> **Required task**:
Can you transcribe every record below exactly as it appears?

> **Given records**:

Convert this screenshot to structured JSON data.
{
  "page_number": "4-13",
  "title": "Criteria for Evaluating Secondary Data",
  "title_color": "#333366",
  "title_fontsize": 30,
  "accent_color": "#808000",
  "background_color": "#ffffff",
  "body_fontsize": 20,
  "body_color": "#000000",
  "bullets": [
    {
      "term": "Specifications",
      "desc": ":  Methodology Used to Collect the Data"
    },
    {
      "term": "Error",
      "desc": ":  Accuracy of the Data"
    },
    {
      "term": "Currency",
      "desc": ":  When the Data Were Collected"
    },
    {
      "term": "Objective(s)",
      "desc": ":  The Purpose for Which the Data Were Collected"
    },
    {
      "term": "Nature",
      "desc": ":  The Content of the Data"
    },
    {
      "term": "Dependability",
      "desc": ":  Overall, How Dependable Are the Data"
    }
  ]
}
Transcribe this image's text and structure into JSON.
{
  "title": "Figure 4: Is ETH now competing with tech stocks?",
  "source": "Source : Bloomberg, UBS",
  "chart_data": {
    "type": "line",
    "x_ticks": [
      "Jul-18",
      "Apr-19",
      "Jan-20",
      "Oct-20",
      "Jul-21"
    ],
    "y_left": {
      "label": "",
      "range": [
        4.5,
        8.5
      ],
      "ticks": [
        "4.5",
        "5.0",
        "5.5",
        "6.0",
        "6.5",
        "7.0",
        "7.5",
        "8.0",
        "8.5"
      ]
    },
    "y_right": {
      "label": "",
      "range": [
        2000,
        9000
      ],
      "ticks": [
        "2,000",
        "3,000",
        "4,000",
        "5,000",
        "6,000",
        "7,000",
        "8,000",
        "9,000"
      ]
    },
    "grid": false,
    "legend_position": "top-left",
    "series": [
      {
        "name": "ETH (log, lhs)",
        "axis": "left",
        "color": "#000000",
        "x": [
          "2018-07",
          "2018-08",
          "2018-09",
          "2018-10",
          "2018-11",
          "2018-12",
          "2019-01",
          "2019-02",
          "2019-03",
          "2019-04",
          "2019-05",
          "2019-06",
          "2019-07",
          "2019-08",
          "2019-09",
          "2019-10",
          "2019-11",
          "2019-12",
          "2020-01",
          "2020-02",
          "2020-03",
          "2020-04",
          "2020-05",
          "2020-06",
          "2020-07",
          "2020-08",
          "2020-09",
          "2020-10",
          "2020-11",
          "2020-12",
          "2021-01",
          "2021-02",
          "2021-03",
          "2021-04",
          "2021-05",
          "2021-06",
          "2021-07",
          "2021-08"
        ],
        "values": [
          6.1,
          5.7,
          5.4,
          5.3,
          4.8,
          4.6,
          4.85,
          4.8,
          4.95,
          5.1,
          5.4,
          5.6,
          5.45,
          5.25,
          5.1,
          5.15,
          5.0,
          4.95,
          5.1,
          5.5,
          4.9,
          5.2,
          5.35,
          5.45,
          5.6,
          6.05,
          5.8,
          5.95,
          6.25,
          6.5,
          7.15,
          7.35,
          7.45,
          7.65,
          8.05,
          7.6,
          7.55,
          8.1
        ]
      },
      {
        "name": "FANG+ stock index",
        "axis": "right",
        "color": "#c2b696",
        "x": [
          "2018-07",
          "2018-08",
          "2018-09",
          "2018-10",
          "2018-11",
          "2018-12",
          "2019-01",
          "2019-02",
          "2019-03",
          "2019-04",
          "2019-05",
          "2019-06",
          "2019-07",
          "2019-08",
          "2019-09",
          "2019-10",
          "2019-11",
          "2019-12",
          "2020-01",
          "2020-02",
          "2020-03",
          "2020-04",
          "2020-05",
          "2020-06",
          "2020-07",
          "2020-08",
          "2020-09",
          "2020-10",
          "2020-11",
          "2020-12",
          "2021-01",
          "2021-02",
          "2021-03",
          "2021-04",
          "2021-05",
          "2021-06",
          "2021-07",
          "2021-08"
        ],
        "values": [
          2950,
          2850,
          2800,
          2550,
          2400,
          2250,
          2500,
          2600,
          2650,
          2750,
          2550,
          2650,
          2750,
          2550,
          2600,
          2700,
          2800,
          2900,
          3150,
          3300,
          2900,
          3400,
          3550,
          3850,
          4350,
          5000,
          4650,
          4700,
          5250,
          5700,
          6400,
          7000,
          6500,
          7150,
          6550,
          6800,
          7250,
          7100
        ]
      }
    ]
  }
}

> **Result of this task**:
Convert this screenshot to structured JSON data.
{
  "page_number": "4-13",
  "title": "Criteria for Evaluating Secondary Data",
  "title_color": "#333366",
  "title_fontsize": 30,
  "accent_color": "#808000",
  "background_color": "#ffffff",
  "body_fontsize": 20,
  "body_color": "#000000",
  "bullets": [
    {
      "term": "Specifications",
      "desc": ":  Methodology Used to Collect the Data"
    },
    {
      "term": "Error",
      "desc": ":  Accuracy of the Data"
    },
    {
      "term": "Currency",
      "desc": ":  When the Data Were Collected"
    },
    {
      "term": "Objective(s)",
      "desc": ":  The Purpose for Which the Data Were Collected"
    },
    {
      "term": "Nature",
      "desc": ":  The Content of the Data"
    },
    {
      "term": "Dependability",
      "desc": ":  Overall, How Dependable Are the Data"
    }
  ]
}
Transcribe this image's text and structure into JSON.
{
  "title": "Figure 4: Is ETH now competing with tech stocks?",
  "source": "Source : Bloomberg, UBS",
  "chart_data": {
    "type": "line",
    "x_ticks": [
      "Jul-18",
      "Apr-19",
      "Jan-20",
      "Oct-20",
      "Jul-21"
    ],
    "y_left": {
      "label": "",
      "range": [
        4.5,
        8.5
      ],
      "ticks": [
        "4.5",
        "5.0",
        "5.5",
        "6.0",
        "6.5",
        "7.0",
        "7.5",
        "8.0",
        "8.5"
      ]
    },
    "y_right": {
      "label": "",
      "range": [
        2000,
        9000
      ],
      "ticks": [
        "2,000",
        "3,000",
        "4,000",
        "5,000",
        "6,000",
        "7,000",
        "8,000",
        "9,000"
      ]
    },
    "grid": false,
    "legend_position": "top-left",
    "series": [
      {
        "name": "ETH (log, lhs)",
        "axis": "left",
        "color": "#000000",
        "x": [
          "2018-07",
          "2018-08",
          "2018-09",
          "2018-10",
          "2018-11",
          "2018-12",
          "2019-01",
          "2019-02",
          "2019-03",
          "2019-04",
          "2019-05",
          "2019-06",
          "2019-07",
          "2019-08",
          "2019-09",
          "2019-10",
          "2019-11",
          "2019-12",
          "2020-01",
          "2020-02",
          "2020-03",
          "2020-04",
          "2020-05",
          "2020-06",
          "2020-07",
          "2020-08",
          "2020-09",
          "2020-10",
          "2020-11",
          "2020-12",
          "2021-01",
          "2021-02",
          "2021-03",
          "2021-04",
          "2021-05",
          "2021-06",
          "2021-07",
          "2021-08"
        ],
        "values": [
          6.1,
          5.7,
          5.4,
          5.3,
          4.8,
          4.6,
          4.85,
          4.8,
          4.95,
          5.1,
          5.4,
          5.6,
          5.45,
          5.25,
          5.1,
          5.15,
          5.0,
          4.95,
          5.1,
          5.5,
          4.9,
          5.2,
          5.35,
          5.45,
          5.6,
          6.05,
          5.8,
          5.95,
          6.25,
          6.5,
          7.15,
          7.35,
          7.45,
          7.65,
          8.05,
          7.6,
          7.55,
          8.1
        ]
      },
      {
        "name": "FANG+ stock index",
        "axis": "right",
        "color": "#c2b696",
        "x": [
          "2018-07",
          "2018-08",
          "2018-09",
          "2018-10",
          "2018-11",
          "2018-12",
          "2019-01",
          "2019-02",
          "2019-03",
          "2019-04",
          "2019-05",
          "2019-06",
          "2019-07",
          "2019-08",
          "2019-09",
          "2019-10",
          "2019-11",
          "2019-12",
          "2020-01",
          "2020-02",
          "2020-03",
          "2020-04",
          "2020-05",
          "2020-06",
          "2020-07",
          "2020-08",
          "2020-09",
          "2020-10",
          "2020-11",
          "2020-12",
          "2021-01",
          "2021-02",
          "2021-03",
          "2021-04",
          "2021-05",
          "2021-06",
          "2021-07",
          "2021-08"
        ],
        "values": [
          2950,
          2850,
          2800,
          2550,
          2400,
          2250,
          2500,
          2600,
          2650,
          2750,
          2550,
          2650,
          2750,
          2550,
          2600,
          2700,
          2800,
          2900,
          3150,
          3300,
          2900,
          3400,
          3550,
          3850,
          4350,
          5000,
          4650,
          4700,
          5250,
          5700,
          6400,
          7000,
          6500,
          7150,
          6550,
          6800,
          7250,
          7100
        ]
      }
    ]
  }
}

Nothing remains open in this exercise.